Challenge –
For the entries that follow, tally the lines holding the string "Hasenwinkel". Give the total and nothing else.

____ Material provided

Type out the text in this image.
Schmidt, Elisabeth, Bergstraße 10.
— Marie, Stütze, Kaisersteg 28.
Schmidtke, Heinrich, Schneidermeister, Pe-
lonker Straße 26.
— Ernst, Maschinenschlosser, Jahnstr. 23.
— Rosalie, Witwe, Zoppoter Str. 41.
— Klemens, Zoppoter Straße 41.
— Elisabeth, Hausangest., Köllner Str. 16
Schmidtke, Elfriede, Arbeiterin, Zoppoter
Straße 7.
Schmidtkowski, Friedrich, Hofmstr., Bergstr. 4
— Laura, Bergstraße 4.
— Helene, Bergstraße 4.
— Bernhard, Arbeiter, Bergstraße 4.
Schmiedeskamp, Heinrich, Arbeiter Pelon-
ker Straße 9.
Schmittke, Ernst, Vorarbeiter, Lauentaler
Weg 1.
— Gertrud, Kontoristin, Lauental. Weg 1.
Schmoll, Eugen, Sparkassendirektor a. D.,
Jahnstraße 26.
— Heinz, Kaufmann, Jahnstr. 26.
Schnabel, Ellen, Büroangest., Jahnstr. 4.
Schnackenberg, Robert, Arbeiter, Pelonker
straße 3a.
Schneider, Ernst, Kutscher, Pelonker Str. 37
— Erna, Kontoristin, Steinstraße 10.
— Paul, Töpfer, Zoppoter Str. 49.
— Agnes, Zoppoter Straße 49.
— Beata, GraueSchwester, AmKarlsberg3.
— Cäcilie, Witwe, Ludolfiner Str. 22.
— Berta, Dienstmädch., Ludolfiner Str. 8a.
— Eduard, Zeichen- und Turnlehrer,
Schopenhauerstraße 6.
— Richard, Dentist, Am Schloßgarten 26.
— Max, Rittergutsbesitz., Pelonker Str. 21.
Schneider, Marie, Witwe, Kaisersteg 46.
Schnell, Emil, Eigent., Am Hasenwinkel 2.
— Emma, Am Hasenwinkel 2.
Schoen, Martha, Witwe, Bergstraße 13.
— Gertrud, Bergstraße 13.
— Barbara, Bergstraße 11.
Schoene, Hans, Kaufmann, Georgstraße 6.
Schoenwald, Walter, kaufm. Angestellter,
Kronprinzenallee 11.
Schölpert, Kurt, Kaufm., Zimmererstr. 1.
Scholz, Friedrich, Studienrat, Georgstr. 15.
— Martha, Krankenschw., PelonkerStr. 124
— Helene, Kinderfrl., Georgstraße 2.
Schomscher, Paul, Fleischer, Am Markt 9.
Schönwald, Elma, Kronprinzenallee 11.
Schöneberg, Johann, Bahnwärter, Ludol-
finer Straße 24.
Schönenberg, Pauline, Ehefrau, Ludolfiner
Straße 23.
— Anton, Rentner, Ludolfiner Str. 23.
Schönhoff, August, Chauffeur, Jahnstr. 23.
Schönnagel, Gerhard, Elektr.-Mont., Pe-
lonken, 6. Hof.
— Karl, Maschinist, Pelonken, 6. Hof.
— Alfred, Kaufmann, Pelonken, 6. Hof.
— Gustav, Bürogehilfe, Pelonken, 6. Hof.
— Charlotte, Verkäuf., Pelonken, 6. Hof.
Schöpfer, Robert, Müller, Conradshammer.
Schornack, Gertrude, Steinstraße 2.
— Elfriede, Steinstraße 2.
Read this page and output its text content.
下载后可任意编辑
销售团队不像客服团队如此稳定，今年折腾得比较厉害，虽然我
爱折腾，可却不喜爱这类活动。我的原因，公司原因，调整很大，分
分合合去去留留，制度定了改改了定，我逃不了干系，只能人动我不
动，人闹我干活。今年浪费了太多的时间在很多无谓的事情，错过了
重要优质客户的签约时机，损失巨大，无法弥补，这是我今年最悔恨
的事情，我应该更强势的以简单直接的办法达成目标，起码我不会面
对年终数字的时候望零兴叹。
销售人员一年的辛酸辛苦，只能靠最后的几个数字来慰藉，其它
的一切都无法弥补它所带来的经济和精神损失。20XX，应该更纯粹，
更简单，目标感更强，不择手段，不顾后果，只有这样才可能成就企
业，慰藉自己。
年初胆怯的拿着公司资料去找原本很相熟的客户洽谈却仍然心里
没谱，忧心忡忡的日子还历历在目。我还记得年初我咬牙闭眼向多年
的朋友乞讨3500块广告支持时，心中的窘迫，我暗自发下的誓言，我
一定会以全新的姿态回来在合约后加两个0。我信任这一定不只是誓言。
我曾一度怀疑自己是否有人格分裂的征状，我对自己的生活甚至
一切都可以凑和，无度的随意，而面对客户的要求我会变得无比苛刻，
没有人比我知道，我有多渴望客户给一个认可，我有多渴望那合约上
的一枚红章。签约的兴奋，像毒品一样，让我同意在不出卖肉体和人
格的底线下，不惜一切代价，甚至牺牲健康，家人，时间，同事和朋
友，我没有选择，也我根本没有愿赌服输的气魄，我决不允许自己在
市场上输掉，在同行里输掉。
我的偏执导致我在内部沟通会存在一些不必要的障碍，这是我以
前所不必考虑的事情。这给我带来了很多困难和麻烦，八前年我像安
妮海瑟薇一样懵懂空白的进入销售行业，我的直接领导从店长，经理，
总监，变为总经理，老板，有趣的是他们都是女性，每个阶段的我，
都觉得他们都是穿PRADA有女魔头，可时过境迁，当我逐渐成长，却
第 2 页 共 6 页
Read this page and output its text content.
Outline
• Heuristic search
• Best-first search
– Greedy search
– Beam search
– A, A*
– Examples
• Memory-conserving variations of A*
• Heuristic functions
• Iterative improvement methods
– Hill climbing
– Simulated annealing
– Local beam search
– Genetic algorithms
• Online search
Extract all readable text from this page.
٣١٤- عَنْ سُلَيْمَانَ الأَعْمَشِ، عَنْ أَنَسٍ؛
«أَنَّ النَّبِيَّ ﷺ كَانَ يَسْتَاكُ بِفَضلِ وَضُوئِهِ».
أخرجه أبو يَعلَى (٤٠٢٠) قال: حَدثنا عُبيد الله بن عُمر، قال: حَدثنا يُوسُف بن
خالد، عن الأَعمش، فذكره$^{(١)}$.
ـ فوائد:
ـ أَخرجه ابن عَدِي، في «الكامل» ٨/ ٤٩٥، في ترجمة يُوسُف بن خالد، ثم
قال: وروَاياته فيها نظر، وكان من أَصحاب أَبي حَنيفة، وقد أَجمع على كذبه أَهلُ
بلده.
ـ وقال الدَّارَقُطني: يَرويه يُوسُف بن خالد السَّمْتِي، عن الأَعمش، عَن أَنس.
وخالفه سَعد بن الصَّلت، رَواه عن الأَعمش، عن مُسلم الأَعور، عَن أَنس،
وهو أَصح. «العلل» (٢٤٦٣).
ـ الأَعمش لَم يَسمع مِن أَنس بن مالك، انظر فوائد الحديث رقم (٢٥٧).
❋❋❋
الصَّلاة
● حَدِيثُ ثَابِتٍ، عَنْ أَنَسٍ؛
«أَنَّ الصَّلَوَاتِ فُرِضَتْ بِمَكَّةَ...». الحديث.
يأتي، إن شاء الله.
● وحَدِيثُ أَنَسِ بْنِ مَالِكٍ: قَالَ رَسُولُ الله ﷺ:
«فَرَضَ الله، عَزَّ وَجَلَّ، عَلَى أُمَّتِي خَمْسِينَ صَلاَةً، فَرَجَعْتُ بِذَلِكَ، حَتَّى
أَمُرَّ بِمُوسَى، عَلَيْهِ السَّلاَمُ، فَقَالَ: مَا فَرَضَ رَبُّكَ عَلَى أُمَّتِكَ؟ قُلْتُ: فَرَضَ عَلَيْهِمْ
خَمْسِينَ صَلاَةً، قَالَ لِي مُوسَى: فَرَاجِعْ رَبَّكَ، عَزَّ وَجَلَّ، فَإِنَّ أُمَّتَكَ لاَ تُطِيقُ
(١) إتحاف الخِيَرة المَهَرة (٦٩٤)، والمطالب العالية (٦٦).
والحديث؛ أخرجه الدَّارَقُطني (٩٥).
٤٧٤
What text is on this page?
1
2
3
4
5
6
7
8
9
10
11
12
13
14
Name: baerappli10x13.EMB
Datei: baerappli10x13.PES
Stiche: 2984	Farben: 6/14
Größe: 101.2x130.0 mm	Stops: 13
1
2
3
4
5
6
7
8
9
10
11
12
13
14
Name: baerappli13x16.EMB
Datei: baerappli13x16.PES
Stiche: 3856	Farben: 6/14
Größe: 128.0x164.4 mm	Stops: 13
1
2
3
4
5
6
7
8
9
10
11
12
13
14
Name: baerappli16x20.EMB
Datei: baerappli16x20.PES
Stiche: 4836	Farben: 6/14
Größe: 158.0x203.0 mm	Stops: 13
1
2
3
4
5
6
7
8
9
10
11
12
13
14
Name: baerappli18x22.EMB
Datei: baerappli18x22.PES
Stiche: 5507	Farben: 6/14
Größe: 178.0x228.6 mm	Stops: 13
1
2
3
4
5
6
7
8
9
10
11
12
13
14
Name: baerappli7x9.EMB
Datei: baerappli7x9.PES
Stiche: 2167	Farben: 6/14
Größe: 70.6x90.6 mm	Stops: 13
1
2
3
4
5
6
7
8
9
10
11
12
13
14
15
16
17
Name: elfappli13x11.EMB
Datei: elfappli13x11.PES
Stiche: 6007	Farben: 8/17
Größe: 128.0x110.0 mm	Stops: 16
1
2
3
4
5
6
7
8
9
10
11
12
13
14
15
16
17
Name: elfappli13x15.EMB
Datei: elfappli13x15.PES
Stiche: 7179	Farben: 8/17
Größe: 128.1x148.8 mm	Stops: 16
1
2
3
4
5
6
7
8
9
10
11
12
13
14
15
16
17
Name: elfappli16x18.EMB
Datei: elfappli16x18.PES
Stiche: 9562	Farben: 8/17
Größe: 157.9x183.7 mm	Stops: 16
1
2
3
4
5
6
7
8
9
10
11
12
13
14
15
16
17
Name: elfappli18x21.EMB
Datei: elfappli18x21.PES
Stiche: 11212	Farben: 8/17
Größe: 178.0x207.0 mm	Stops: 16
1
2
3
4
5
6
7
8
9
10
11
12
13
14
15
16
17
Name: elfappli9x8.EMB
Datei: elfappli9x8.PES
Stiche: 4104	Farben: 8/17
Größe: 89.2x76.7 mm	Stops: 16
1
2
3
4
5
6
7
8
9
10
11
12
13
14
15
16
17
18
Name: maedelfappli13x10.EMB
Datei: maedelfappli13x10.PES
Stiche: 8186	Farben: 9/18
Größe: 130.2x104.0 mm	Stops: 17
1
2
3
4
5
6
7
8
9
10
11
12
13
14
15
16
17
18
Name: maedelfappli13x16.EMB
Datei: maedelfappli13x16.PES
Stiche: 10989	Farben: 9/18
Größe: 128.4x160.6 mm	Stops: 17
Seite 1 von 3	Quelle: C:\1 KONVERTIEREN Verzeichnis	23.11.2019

________

Task solution –
2